Exercise:
Copy the records from the start through the line holding "y-tick-label: 0.00% — [64, 360, 97, 372]", that line included, and change every "x-tick-label" to "x-axis-label" while leaving everything else untouched.

Coordinate annotation records
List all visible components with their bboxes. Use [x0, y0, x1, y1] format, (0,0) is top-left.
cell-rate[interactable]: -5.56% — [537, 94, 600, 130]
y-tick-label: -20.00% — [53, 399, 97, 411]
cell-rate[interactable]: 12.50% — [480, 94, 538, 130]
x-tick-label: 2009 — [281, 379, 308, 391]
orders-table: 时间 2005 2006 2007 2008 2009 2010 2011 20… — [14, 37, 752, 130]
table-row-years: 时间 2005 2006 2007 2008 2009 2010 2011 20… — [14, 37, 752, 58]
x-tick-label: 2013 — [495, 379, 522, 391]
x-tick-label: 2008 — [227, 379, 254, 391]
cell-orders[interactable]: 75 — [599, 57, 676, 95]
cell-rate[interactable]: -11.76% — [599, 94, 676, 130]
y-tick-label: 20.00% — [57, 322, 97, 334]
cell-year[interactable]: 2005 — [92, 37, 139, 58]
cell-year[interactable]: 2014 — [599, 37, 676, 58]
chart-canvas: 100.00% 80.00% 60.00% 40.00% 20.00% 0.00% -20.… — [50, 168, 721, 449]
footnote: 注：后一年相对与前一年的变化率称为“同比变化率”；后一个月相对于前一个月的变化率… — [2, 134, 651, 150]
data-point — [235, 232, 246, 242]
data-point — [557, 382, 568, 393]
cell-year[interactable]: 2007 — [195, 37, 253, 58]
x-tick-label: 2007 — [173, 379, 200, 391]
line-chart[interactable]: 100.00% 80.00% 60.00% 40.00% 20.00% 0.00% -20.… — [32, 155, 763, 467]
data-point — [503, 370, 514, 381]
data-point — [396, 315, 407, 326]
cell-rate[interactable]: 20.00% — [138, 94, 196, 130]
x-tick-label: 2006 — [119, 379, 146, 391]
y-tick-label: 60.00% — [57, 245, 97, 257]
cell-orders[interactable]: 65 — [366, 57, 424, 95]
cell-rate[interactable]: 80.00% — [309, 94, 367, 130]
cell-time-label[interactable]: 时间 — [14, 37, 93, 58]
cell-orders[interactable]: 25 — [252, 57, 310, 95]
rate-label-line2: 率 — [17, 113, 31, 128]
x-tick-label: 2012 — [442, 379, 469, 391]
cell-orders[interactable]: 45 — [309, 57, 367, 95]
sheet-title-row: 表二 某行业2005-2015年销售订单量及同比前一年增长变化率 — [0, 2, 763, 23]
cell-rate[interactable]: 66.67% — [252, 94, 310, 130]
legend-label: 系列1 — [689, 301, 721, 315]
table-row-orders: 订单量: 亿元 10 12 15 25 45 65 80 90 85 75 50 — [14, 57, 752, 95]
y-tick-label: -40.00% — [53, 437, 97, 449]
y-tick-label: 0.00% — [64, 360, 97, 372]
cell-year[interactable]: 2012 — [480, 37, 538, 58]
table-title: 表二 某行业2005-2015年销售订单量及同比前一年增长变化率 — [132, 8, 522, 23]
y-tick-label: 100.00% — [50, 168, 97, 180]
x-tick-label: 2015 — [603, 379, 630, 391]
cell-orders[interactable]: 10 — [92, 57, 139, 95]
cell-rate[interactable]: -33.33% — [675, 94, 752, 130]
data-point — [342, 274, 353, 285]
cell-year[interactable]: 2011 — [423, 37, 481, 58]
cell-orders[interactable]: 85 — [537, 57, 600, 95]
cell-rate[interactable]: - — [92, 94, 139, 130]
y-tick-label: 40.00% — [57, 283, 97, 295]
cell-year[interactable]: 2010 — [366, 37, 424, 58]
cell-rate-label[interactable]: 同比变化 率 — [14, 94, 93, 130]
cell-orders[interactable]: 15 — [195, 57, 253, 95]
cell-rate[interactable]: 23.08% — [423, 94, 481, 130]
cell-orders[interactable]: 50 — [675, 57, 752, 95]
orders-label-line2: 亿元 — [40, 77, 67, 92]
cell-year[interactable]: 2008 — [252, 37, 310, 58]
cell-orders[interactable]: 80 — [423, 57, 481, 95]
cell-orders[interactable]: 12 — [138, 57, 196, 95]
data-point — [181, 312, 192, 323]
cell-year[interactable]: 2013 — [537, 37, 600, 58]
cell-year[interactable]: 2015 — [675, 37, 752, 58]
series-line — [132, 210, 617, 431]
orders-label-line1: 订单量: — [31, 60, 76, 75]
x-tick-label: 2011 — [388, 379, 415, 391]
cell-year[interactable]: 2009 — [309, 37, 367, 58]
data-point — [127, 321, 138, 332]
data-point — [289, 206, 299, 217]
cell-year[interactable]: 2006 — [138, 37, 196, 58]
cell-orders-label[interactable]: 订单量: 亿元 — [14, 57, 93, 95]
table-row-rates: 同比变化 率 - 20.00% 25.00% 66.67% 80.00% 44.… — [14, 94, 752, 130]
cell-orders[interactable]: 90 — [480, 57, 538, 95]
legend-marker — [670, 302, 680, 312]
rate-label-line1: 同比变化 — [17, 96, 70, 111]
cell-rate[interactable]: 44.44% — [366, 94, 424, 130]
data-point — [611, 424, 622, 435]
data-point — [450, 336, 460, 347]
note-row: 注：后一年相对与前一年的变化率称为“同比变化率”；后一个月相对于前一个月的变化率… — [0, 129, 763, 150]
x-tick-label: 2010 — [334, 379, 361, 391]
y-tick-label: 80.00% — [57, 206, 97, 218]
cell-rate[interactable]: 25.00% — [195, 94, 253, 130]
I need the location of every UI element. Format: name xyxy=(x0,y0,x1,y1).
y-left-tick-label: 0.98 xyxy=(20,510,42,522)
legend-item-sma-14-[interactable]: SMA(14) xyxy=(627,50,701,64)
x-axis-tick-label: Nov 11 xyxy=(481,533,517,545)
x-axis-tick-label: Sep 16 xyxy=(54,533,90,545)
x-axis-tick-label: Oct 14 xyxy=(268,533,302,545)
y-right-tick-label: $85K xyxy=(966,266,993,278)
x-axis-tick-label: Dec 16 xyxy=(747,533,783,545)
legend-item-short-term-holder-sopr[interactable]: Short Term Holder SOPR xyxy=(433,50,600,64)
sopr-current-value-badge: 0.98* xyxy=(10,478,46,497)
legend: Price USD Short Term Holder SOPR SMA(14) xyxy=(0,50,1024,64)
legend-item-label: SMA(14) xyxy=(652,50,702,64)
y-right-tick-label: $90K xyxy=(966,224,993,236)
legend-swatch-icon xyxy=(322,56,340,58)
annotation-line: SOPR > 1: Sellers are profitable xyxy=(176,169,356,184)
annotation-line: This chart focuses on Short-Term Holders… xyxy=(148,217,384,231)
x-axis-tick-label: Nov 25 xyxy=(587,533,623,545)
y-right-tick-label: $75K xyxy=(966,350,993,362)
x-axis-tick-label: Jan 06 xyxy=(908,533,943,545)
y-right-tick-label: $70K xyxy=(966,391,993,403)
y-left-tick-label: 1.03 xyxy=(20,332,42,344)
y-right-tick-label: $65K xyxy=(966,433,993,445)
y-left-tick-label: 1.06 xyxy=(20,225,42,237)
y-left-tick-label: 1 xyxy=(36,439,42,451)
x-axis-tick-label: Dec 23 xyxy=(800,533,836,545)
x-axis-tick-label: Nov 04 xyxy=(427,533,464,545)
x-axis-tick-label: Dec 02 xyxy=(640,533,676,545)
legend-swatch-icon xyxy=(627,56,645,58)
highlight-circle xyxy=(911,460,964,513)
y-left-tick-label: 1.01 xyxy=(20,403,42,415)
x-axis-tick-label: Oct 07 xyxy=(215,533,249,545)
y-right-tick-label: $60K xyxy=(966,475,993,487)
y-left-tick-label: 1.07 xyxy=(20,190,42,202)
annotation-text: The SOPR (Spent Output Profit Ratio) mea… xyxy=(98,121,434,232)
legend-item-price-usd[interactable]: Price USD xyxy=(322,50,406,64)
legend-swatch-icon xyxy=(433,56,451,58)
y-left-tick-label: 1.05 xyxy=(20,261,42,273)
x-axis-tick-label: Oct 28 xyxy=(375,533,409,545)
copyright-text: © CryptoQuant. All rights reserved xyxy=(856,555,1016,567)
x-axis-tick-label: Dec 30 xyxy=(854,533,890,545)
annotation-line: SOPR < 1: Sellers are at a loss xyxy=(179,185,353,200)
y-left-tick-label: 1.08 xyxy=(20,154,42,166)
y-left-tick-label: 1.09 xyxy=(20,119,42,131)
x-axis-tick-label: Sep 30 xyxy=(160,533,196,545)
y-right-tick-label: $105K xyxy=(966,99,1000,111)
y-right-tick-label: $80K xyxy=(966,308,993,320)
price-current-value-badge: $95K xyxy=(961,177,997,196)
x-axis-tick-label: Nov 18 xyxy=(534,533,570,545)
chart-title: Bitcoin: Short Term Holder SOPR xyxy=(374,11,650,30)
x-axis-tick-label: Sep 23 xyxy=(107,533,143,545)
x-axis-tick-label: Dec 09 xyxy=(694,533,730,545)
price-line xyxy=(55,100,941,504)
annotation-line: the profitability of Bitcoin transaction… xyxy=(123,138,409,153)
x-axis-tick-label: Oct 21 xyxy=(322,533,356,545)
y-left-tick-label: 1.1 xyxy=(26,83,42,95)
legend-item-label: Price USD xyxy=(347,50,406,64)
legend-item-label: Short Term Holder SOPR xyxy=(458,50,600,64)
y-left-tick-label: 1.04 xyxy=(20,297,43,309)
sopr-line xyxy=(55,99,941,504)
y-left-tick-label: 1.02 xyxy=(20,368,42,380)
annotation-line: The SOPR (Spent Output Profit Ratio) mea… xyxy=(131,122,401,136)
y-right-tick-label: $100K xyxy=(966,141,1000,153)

Expected answer:
List all visible components with their bboxes. Use [x0, y0, x1, y1] format, (0,0) is top-left.
cell-rate[interactable]: -5.56% — [537, 94, 600, 130]
y-tick-label: -20.00% — [53, 399, 97, 411]
cell-rate[interactable]: 12.50% — [480, 94, 538, 130]
x-axis-label: 2009 — [281, 379, 308, 391]
orders-table: 时间 2005 2006 2007 2008 2009 2010 2011 20… — [14, 37, 752, 130]
table-row-years: 时间 2005 2006 2007 2008 2009 2010 2011 20… — [14, 37, 752, 58]
x-axis-label: 2013 — [495, 379, 522, 391]
x-axis-label: 2008 — [227, 379, 254, 391]
cell-orders[interactable]: 75 — [599, 57, 676, 95]
cell-rate[interactable]: -11.76% — [599, 94, 676, 130]
y-tick-label: 20.00% — [57, 322, 97, 334]
cell-year[interactable]: 2005 — [92, 37, 139, 58]
cell-year[interactable]: 2014 — [599, 37, 676, 58]
chart-canvas: 100.00% 80.00% 60.00% 40.00% 20.00% 0.00% -20.… — [50, 168, 721, 449]
footnote: 注：后一年相对与前一年的变化率称为“同比变化率”；后一个月相对于前一个月的变化率… — [2, 134, 651, 150]
data-point — [235, 232, 246, 242]
data-point — [557, 382, 568, 393]
cell-year[interactable]: 2007 — [195, 37, 253, 58]
x-axis-label: 2007 — [173, 379, 200, 391]
line-chart[interactable]: 100.00% 80.00% 60.00% 40.00% 20.00% 0.00% -20.… — [32, 155, 763, 467]
data-point — [503, 370, 514, 381]
data-point — [396, 315, 407, 326]
cell-rate[interactable]: 20.00% — [138, 94, 196, 130]
x-axis-label: 2006 — [119, 379, 146, 391]
y-tick-label: 60.00% — [57, 245, 97, 257]
cell-orders[interactable]: 65 — [366, 57, 424, 95]
cell-rate[interactable]: 80.00% — [309, 94, 367, 130]
cell-time-label[interactable]: 时间 — [14, 37, 93, 58]
cell-orders[interactable]: 25 — [252, 57, 310, 95]
rate-label-line2: 率 — [17, 113, 31, 128]
x-axis-label: 2012 — [442, 379, 469, 391]
cell-orders[interactable]: 45 — [309, 57, 367, 95]
sheet-title-row: 表二 某行业2005-2015年销售订单量及同比前一年增长变化率 — [0, 2, 763, 23]
cell-rate[interactable]: 66.67% — [252, 94, 310, 130]
legend-label: 系列1 — [689, 301, 721, 315]
table-row-orders: 订单量: 亿元 10 12 15 25 45 65 80 90 85 75 50 — [14, 57, 752, 95]
y-tick-label: -40.00% — [53, 437, 97, 449]
y-tick-label: 0.00% — [64, 360, 97, 372]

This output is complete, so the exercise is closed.